Across the listing below, count the lines that mention the string "promotion". Reply with the figure only.
----------
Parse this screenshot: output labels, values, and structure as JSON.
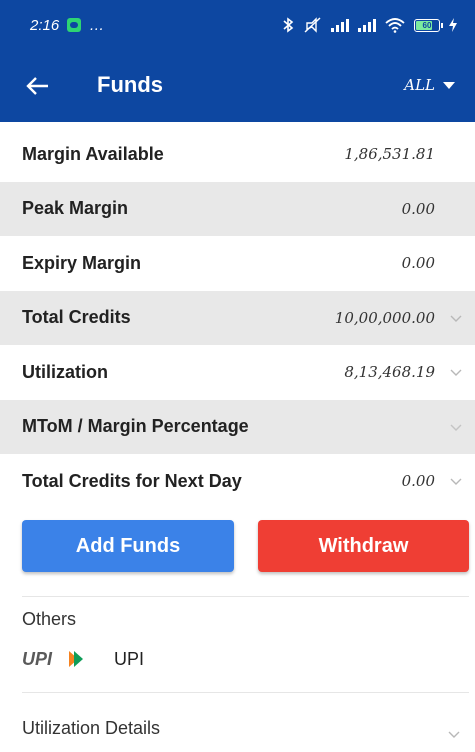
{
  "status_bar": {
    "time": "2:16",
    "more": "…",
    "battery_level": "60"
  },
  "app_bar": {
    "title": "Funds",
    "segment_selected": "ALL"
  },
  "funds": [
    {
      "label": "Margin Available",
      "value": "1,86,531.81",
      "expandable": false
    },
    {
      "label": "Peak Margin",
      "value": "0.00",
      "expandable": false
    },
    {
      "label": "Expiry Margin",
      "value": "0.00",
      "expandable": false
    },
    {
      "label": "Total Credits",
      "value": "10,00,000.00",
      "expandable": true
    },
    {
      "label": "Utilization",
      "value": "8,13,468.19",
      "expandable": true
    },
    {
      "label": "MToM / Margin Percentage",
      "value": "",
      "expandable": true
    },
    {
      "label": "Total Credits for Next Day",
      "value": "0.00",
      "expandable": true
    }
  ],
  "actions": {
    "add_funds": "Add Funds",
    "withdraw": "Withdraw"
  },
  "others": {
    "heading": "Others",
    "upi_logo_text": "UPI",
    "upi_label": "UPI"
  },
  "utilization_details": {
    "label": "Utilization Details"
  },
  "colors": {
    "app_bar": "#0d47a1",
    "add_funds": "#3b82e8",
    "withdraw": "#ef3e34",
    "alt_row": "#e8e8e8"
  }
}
----------
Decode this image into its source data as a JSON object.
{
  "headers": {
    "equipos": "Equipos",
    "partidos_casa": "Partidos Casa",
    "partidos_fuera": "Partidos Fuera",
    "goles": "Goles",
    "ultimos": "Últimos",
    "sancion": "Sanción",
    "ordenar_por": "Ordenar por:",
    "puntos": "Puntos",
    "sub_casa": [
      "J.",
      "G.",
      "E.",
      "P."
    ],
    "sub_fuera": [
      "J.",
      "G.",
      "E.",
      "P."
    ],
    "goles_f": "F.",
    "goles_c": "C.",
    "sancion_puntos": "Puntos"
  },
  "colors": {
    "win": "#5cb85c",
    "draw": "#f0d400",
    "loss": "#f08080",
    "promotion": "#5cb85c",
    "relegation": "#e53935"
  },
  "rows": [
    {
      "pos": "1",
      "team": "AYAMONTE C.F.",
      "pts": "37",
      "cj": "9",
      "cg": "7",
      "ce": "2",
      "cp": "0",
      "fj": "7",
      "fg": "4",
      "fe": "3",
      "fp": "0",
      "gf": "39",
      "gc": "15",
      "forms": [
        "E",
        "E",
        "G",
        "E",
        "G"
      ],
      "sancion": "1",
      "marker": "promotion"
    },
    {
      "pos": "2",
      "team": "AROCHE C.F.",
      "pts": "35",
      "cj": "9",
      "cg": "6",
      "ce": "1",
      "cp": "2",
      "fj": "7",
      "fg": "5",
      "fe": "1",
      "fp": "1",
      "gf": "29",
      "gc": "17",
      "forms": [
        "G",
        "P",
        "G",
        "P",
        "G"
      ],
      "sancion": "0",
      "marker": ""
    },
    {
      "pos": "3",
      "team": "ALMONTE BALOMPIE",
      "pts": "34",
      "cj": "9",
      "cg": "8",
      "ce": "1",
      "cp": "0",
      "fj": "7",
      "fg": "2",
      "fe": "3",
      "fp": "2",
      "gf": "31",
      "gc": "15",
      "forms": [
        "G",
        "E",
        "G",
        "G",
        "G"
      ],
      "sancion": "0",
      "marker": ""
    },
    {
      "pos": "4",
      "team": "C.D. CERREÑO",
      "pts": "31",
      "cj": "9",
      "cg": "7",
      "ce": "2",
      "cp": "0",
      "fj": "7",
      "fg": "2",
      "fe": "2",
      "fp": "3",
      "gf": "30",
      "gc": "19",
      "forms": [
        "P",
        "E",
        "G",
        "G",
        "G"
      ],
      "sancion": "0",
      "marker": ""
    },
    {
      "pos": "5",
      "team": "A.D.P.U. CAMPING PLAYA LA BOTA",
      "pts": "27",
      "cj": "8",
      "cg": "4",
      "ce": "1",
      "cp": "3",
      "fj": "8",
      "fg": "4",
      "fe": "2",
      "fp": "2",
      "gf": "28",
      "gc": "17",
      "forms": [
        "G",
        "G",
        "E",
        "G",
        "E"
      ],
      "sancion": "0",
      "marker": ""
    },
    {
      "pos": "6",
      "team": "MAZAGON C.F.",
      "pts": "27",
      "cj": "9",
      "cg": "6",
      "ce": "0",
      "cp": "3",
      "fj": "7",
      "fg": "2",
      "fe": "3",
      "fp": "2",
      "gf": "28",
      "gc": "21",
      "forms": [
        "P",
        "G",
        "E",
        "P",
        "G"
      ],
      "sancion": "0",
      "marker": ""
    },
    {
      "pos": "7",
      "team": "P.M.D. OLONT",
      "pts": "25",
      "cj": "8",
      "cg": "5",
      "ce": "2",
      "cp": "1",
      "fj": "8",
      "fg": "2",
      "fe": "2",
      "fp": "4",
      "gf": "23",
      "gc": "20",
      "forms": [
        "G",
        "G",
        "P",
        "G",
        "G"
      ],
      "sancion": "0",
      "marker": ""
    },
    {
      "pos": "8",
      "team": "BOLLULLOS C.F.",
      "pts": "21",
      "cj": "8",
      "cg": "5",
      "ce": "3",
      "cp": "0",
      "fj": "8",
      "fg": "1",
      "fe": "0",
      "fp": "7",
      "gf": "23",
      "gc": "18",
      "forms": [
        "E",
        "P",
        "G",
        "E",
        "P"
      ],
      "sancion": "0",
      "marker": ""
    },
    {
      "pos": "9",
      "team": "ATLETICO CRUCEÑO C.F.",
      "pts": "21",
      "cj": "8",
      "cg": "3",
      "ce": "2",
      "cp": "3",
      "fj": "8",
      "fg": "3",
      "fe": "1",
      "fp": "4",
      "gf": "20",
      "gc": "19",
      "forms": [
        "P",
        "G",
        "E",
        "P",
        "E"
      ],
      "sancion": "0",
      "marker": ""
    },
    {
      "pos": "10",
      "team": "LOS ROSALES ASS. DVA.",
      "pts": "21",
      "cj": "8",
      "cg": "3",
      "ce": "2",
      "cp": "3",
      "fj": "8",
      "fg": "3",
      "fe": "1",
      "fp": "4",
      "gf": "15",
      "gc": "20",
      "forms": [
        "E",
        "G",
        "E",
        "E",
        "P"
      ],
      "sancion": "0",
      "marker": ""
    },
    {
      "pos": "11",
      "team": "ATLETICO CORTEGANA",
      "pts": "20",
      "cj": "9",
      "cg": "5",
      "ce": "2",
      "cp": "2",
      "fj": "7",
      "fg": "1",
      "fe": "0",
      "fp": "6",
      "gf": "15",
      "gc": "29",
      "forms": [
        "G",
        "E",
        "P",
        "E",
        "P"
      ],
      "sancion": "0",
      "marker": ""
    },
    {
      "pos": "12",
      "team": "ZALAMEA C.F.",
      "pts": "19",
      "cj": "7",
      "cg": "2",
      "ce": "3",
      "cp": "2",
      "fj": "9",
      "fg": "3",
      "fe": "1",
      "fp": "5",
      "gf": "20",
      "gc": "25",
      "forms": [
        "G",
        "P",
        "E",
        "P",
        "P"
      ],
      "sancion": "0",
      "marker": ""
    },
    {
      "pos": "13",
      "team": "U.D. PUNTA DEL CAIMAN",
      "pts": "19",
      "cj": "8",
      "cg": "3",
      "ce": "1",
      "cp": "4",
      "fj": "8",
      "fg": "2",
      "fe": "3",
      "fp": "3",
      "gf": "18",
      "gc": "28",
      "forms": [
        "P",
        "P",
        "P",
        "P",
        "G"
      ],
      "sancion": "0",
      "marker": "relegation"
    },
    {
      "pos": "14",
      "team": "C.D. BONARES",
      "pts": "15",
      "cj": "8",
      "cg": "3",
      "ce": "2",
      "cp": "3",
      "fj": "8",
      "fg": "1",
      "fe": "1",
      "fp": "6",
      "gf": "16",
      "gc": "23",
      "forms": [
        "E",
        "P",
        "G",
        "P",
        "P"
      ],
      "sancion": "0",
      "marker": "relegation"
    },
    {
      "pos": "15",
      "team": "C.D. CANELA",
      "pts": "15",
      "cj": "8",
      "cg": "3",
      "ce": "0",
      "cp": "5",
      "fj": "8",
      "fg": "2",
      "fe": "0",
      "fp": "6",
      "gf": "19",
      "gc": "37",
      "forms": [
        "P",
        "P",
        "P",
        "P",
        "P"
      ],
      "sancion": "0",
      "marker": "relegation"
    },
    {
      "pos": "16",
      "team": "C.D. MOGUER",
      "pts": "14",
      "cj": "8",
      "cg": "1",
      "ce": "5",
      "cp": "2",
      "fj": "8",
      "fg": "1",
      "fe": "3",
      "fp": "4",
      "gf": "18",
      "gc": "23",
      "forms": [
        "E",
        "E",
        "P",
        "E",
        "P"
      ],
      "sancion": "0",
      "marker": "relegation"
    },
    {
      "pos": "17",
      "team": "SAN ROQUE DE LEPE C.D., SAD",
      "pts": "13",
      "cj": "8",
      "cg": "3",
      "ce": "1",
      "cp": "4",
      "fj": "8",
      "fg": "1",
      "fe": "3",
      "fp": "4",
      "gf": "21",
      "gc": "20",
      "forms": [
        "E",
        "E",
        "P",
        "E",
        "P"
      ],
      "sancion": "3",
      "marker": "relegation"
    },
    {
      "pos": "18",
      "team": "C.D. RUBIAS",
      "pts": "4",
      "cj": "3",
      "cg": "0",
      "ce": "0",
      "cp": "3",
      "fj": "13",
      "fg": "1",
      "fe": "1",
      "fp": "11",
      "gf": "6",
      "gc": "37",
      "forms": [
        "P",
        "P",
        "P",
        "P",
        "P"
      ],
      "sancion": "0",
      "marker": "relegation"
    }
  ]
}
----------
REPLY → 2